* _Task details_
Check each line of the listing for the string "Kogei", then state how many lines have it. Only the number is wanted.

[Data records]
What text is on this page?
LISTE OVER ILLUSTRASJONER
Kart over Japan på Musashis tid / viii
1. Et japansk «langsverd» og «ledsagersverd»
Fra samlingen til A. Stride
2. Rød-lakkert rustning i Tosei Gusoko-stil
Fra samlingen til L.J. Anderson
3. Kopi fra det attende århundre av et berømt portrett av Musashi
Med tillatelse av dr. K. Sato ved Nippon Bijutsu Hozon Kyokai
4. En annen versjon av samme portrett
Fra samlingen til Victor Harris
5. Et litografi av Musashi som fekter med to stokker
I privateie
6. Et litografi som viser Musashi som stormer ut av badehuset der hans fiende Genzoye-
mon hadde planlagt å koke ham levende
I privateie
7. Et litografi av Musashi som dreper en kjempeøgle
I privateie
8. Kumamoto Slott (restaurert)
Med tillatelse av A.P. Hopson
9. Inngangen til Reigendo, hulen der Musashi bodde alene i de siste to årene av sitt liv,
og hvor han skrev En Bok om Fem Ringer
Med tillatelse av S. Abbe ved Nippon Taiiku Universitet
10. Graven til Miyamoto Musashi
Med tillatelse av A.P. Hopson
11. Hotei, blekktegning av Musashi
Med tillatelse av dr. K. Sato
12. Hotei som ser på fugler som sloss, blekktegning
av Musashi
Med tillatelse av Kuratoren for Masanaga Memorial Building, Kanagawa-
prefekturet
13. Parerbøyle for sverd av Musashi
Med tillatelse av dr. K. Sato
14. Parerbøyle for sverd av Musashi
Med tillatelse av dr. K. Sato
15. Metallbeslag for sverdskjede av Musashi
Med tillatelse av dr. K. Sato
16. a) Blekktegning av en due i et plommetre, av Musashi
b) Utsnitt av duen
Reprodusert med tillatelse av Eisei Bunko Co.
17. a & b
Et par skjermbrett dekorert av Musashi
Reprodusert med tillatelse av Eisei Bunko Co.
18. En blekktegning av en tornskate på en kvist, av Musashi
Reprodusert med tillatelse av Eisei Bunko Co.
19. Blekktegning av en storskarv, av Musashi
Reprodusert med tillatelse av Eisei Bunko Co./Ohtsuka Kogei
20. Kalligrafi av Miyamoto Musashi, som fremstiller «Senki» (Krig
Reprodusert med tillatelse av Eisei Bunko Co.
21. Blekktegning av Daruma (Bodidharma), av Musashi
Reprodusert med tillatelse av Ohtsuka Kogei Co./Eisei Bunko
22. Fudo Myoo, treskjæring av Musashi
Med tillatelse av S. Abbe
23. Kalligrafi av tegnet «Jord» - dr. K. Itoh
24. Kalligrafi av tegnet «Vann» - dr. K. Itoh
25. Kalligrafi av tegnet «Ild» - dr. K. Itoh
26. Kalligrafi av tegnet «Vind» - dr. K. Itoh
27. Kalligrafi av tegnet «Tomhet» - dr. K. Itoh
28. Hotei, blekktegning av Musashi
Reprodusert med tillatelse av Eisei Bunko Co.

* _Completed exercise_
2